## 本文ブロック
>>>

中国の大学院生の就職状況

 大学院生の就職率が学部卒の就職率を下回っているのは日本だけかと思っていたら、中国も同じ状況だとあるニュースの記事で知りました。このニュースでは中国で大学院修士課程に在籍する女子学生が、自分の学歴を院卒から学部卒に改ざんして就職活動を再スタートさせるという内容でした。日本では「末は博士か大臣か」と言われていた時代があり、それほど博士といえば社会的にもステータスでした。それが今では日本で大学院生と言えば、高学歴ワーキングプアの代表とまで呼ばれる始末です。

 

 それは中国も一緒で大学院受験者数が100万人の大台を初めて突破した、2005年から2009年まで大学院生の就職率は下降の一途をたどっているようです。中国では就職先を探している大学院生は、在校生も含めると中国全土で約160万人もいるそうです。今回の事件が起きた背景には中国の企業の立場からすると、大学院生は求める給与など希望は高いが。実務能力がそれに伴わないのではという懸念があるようです。

<<<

## 必要な作業
中国の大学院生の就職状況を扱った文章を、最後の文の後から書き継いでください。

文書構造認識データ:
>>>

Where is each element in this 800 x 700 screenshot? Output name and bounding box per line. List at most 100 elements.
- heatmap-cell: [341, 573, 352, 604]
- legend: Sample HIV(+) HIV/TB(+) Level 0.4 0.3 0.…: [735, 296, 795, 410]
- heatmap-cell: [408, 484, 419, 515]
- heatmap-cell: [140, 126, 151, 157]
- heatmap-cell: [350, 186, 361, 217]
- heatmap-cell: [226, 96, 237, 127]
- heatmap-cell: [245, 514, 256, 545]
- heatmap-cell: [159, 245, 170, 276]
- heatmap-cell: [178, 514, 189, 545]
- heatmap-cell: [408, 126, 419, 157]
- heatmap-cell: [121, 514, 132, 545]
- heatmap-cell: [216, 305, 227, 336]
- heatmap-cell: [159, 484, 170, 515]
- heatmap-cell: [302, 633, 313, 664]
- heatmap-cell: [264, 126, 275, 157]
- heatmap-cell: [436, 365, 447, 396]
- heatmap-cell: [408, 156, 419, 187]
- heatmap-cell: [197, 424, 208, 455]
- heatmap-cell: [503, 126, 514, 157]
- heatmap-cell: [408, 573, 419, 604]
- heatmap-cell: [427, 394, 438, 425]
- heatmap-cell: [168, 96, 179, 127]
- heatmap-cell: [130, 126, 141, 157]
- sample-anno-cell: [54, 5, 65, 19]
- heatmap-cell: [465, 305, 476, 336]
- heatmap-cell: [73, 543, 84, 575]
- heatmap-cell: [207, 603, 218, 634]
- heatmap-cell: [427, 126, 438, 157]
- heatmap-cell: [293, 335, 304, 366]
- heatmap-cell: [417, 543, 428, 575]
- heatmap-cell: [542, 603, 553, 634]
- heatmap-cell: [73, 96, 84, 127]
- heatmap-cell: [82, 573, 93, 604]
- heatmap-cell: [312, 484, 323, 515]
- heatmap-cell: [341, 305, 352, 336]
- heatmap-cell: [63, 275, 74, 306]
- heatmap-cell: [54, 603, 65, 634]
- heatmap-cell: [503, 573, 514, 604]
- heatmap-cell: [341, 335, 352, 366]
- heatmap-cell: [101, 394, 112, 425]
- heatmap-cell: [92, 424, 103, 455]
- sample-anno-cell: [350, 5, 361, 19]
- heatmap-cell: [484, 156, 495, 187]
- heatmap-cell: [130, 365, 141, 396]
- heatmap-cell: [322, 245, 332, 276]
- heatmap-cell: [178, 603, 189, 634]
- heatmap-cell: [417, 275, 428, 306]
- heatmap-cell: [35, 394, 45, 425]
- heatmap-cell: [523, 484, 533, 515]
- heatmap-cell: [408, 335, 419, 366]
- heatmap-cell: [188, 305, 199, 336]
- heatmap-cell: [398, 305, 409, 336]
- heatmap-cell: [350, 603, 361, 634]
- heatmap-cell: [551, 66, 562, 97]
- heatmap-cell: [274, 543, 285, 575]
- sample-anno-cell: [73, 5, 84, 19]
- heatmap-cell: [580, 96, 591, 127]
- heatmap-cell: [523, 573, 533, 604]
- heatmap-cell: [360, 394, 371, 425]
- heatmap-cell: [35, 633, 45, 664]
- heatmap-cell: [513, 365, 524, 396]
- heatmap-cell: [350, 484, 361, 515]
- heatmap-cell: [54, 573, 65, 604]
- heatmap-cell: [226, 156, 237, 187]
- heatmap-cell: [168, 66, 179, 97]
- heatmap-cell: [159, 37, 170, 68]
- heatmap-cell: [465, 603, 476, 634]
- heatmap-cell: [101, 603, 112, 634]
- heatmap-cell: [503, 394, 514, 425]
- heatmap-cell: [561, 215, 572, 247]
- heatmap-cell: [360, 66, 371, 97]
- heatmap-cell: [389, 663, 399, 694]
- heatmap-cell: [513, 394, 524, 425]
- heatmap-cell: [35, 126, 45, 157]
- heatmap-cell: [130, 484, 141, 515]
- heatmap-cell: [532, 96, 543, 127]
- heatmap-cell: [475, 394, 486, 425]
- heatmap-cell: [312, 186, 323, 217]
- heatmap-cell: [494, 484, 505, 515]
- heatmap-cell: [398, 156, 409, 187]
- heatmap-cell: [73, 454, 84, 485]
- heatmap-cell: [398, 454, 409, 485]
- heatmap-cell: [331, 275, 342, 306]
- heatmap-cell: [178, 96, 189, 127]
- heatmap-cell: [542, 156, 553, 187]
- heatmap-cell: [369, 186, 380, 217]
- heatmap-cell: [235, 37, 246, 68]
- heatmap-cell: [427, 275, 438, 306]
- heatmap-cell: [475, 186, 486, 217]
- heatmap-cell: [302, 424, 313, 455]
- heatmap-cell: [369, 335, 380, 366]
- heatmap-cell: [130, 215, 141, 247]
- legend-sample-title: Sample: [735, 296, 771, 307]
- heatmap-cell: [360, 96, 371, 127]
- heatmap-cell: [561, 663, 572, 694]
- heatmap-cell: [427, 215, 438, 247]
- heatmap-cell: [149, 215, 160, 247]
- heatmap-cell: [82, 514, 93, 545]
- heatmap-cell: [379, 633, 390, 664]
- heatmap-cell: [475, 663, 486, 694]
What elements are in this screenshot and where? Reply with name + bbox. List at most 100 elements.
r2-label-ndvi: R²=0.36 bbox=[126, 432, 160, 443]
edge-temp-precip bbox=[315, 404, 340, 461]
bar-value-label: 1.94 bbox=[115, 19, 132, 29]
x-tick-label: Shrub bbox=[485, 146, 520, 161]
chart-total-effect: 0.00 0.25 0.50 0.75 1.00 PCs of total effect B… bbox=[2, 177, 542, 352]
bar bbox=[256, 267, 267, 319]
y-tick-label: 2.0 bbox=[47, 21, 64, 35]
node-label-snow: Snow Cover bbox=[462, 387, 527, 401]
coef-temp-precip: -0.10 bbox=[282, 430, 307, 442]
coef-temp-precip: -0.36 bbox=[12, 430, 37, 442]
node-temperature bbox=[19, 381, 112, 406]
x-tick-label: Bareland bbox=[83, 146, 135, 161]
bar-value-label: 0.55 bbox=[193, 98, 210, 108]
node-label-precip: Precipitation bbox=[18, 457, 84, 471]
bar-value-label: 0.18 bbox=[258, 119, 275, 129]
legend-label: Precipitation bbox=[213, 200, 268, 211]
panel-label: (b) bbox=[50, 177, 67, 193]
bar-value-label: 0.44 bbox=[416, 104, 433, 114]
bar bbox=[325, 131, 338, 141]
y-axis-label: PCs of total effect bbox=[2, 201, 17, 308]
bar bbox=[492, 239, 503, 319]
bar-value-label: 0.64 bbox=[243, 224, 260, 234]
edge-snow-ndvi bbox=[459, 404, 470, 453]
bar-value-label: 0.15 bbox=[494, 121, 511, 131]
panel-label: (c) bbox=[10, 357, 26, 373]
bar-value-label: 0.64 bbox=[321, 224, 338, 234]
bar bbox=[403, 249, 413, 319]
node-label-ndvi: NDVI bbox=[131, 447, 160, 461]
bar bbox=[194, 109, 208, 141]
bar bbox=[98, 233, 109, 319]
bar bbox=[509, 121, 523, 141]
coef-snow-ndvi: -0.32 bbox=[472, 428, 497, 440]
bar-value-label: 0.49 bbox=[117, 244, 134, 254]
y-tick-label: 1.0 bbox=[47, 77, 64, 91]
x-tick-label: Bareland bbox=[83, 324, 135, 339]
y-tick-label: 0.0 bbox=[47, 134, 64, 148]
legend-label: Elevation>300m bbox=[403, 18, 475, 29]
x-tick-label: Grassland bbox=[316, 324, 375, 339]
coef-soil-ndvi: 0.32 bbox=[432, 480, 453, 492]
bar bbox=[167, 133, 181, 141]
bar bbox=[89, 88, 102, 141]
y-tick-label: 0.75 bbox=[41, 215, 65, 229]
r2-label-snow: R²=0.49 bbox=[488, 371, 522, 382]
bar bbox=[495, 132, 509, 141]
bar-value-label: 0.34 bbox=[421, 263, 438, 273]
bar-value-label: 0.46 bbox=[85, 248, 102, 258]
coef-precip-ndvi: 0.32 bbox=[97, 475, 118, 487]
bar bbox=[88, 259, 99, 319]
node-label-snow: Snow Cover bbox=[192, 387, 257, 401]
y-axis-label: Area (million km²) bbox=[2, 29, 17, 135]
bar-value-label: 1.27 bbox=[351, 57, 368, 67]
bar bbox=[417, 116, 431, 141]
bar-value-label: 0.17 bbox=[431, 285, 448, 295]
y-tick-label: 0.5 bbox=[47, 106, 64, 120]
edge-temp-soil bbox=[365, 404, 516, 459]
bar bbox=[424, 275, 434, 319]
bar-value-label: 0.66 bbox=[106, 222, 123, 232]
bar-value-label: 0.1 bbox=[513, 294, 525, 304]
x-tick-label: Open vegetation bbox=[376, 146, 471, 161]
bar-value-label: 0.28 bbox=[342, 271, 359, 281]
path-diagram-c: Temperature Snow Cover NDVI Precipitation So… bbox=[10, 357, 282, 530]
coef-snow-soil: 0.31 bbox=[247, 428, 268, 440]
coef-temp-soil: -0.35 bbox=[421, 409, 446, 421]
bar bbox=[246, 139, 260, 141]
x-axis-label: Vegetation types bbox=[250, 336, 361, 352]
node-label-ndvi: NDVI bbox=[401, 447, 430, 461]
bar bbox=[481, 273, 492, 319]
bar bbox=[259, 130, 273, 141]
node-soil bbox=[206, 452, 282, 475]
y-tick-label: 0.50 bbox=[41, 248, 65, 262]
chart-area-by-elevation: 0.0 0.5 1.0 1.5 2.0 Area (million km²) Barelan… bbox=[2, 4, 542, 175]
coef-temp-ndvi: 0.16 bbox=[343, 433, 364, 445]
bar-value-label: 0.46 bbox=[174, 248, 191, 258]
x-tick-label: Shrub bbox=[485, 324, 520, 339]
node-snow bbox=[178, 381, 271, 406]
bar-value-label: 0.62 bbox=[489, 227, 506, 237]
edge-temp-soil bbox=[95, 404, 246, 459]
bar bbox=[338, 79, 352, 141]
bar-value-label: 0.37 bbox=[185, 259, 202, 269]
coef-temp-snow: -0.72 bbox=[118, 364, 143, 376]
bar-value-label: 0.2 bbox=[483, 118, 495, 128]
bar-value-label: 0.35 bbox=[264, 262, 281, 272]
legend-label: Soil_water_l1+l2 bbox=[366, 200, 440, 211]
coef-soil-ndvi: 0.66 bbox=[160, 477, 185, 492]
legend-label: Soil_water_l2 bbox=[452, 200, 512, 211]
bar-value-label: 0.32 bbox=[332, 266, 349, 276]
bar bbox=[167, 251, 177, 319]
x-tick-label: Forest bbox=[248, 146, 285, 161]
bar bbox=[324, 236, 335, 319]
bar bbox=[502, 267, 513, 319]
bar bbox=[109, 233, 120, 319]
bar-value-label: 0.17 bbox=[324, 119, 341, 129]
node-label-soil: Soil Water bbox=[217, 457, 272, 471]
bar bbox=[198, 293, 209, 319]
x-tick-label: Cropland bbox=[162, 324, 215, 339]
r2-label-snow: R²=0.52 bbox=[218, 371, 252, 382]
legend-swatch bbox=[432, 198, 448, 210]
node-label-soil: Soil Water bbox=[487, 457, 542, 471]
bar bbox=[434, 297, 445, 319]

<<<

## 作業への回答
 

 そのため中国の多くの企業は大学院生を避け、学部生の方を採用する傾向にあるからです。この記事にも書かれていますが中国も日本と同様に、高学歴はもはやいい会社に就職するための通行手形ではなくなったようです。日本でも大学院の博士課程を卒業しても研究職のポストなどなく、そのほとんどが 非常勤講師やポストドクターになることを余儀なくされています。優れた研究や高度な専門知識を持った大学院が就職もできないような事態は、国の損失だと感じるのは私だけでしょうか?